*Entrées de données recueillies*:
--*--

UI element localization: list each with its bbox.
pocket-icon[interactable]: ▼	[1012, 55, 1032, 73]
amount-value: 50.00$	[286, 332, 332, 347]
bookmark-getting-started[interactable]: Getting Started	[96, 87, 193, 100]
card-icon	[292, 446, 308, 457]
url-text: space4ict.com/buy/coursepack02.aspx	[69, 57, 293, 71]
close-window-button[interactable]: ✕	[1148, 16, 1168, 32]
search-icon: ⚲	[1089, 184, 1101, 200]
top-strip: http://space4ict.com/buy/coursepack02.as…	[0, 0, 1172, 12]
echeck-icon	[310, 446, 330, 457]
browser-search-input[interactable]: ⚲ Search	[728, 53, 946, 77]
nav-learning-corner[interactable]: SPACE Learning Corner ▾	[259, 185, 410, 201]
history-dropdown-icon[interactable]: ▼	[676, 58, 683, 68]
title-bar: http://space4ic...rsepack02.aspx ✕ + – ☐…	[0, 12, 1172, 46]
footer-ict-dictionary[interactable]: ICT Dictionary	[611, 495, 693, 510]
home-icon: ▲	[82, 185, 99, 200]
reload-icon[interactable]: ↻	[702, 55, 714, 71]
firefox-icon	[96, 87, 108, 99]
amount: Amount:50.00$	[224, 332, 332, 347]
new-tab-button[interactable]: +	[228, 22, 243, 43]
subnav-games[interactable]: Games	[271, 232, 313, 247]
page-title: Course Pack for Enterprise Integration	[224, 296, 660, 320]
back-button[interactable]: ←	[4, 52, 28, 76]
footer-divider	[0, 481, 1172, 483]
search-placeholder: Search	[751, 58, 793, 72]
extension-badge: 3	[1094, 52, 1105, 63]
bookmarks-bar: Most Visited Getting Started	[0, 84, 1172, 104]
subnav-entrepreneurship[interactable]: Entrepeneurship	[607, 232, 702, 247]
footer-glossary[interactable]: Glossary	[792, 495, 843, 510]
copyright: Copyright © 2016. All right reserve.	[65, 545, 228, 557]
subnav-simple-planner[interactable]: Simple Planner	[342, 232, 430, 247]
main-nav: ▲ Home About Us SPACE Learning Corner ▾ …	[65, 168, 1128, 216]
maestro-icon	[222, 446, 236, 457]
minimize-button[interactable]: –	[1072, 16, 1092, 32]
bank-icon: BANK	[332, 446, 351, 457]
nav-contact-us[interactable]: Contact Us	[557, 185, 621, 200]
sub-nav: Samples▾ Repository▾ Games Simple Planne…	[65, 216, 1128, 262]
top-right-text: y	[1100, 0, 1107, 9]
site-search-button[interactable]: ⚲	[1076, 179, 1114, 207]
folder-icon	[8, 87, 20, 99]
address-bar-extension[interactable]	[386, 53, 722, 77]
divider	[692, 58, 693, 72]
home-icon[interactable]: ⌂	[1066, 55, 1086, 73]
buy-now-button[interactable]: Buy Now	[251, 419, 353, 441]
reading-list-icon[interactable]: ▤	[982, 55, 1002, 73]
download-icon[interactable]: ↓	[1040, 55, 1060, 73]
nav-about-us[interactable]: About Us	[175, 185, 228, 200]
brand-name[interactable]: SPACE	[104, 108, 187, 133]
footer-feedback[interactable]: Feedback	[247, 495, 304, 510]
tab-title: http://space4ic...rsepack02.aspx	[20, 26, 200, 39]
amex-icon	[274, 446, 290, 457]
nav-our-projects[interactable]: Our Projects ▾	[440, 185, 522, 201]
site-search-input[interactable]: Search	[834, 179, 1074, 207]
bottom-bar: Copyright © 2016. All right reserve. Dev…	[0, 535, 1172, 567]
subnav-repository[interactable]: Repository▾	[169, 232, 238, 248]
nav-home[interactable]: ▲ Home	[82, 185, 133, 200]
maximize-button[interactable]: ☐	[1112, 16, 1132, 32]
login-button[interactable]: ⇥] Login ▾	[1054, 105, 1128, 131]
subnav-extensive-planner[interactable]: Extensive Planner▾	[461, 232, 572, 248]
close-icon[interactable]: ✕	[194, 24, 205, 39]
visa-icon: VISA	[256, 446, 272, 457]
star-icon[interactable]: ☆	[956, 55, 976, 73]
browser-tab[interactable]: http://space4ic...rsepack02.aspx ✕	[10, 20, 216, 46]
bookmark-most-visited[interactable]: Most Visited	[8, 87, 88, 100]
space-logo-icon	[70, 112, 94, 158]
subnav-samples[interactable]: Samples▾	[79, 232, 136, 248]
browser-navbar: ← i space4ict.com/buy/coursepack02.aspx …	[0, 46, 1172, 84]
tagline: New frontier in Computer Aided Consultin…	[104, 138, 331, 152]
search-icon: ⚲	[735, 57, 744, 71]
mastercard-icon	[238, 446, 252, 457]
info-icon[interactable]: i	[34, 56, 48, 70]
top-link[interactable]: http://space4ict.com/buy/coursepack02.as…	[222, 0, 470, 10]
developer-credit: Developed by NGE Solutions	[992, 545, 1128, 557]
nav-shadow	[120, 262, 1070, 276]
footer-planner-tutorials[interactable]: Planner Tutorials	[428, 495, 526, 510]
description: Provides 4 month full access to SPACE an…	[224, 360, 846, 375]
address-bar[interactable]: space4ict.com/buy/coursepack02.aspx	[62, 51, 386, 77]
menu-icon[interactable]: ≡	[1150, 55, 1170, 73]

--*--

Transformez toutes les lignes des entrées ci-dessus en une liste numérotée, sans les lignes vides.

*RÉPONSE COMPLÈTE*:
1. UI element localization: list each with its bbox.
2. pocket-icon[interactable]: ▼	[1012, 55, 1032, 73]
3. amount-value: 50.00$	[286, 332, 332, 347]
4. bookmark-getting-started[interactable]: Getting Started	[96, 87, 193, 100]
5. card-icon	[292, 446, 308, 457]
6. url-text: space4ict.com/buy/coursepack02.aspx	[69, 57, 293, 71]
7. close-window-button[interactable]: ✕	[1148, 16, 1168, 32]
8. search-icon: ⚲	[1089, 184, 1101, 200]
9. top-strip: http://space4ict.com/buy/coursepack02.as…	[0, 0, 1172, 12]
10. echeck-icon	[310, 446, 330, 457]
11. browser-search-input[interactable]: ⚲ Search	[728, 53, 946, 77]
12. nav-learning-corner[interactable]: SPACE Learning Corner ▾	[259, 185, 410, 201]
13. history-dropdown-icon[interactable]: ▼	[676, 58, 683, 68]
14. title-bar: http://space4ic...rsepack02.aspx ✕ + – ☐…	[0, 12, 1172, 46]
15. footer-ict-dictionary[interactable]: ICT Dictionary	[611, 495, 693, 510]
16. home-icon: ▲	[82, 185, 99, 200]
17. reload-icon[interactable]: ↻	[702, 55, 714, 71]
18. firefox-icon	[96, 87, 108, 99]
19. amount: Amount:50.00$	[224, 332, 332, 347]
20. new-tab-button[interactable]: +	[228, 22, 243, 43]
21. subnav-games[interactable]: Games	[271, 232, 313, 247]
22. page-title: Course Pack for Enterprise Integration	[224, 296, 660, 320]
23. back-button[interactable]: ←	[4, 52, 28, 76]
24. footer-divider	[0, 481, 1172, 483]
25. search-placeholder: Search	[751, 58, 793, 72]
26. extension-badge: 3	[1094, 52, 1105, 63]
27. bookmarks-bar: Most Visited Getting Started	[0, 84, 1172, 104]
28. subnav-entrepreneurship[interactable]: Entrepeneurship	[607, 232, 702, 247]
29. footer-glossary[interactable]: Glossary	[792, 495, 843, 510]
30. copyright: Copyright © 2016. All right reserve.	[65, 545, 228, 557]
31. subnav-simple-planner[interactable]: Simple Planner	[342, 232, 430, 247]
32. main-nav: ▲ Home About Us SPACE Learning Corner ▾ …	[65, 168, 1128, 216]
33. maestro-icon	[222, 446, 236, 457]
34. minimize-button[interactable]: –	[1072, 16, 1092, 32]
35. bank-icon: BANK	[332, 446, 351, 457]
36. nav-contact-us[interactable]: Contact Us	[557, 185, 621, 200]
37. sub-nav: Samples▾ Repository▾ Games Simple Planne…	[65, 216, 1128, 262]
38. top-right-text: y	[1100, 0, 1107, 9]
39. site-search-button[interactable]: ⚲	[1076, 179, 1114, 207]
40. folder-icon	[8, 87, 20, 99]
41. address-bar-extension[interactable]	[386, 53, 722, 77]
42. divider	[692, 58, 693, 72]
43. home-icon[interactable]: ⌂	[1066, 55, 1086, 73]
44. buy-now-button[interactable]: Buy Now	[251, 419, 353, 441]
45. reading-list-icon[interactable]: ▤	[982, 55, 1002, 73]
46. download-icon[interactable]: ↓	[1040, 55, 1060, 73]
47. nav-about-us[interactable]: About Us	[175, 185, 228, 200]
48. brand-name[interactable]: SPACE	[104, 108, 187, 133]
49. footer-feedback[interactable]: Feedback	[247, 495, 304, 510]
50. tab-title: http://space4ic...rsepack02.aspx	[20, 26, 200, 39]
51. amex-icon	[274, 446, 290, 457]
52. nav-our-projects[interactable]: Our Projects ▾	[440, 185, 522, 201]
53. site-search-input[interactable]: Search	[834, 179, 1074, 207]
54. bottom-bar: Copyright © 2016. All right reserve. Dev…	[0, 535, 1172, 567]
55. subnav-repository[interactable]: Repository▾	[169, 232, 238, 248]
56. nav-home[interactable]: ▲ Home	[82, 185, 133, 200]
57. maximize-button[interactable]: ☐	[1112, 16, 1132, 32]
58. login-button[interactable]: ⇥] Login ▾	[1054, 105, 1128, 131]
59. subnav-extensive-planner[interactable]: Extensive Planner▾	[461, 232, 572, 248]
60. close-icon[interactable]: ✕	[194, 24, 205, 39]
61. visa-icon: VISA	[256, 446, 272, 457]
62. star-icon[interactable]: ☆	[956, 55, 976, 73]
63. browser-tab[interactable]: http://space4ic...rsepack02.aspx ✕	[10, 20, 216, 46]
64. bookmark-most-visited[interactable]: Most Visited	[8, 87, 88, 100]
65. space-logo-icon	[70, 112, 94, 158]
66. subnav-samples[interactable]: Samples▾	[79, 232, 136, 248]
67. browser-navbar: ← i space4ict.com/buy/coursepack02.aspx …	[0, 46, 1172, 84]
68. tagline: New frontier in Computer Aided Consultin…	[104, 138, 331, 152]
69. search-icon: ⚲	[735, 57, 744, 71]
70. mastercard-icon	[238, 446, 252, 457]
71. info-icon[interactable]: i	[34, 56, 48, 70]
72. top-link[interactable]: http://space4ict.com/buy/coursepack02.as…	[222, 0, 470, 10]
73. developer-credit: Developed by NGE Solutions	[992, 545, 1128, 557]
74. nav-shadow	[120, 262, 1070, 276]
75. footer-planner-tutorials[interactable]: Planner Tutorials	[428, 495, 526, 510]
76. description: Provides 4 month full access to SPACE an…	[224, 360, 846, 375]
77. address-bar[interactable]: space4ict.com/buy/coursepack02.aspx	[62, 51, 386, 77]
78. menu-icon[interactable]: ≡	[1150, 55, 1170, 73]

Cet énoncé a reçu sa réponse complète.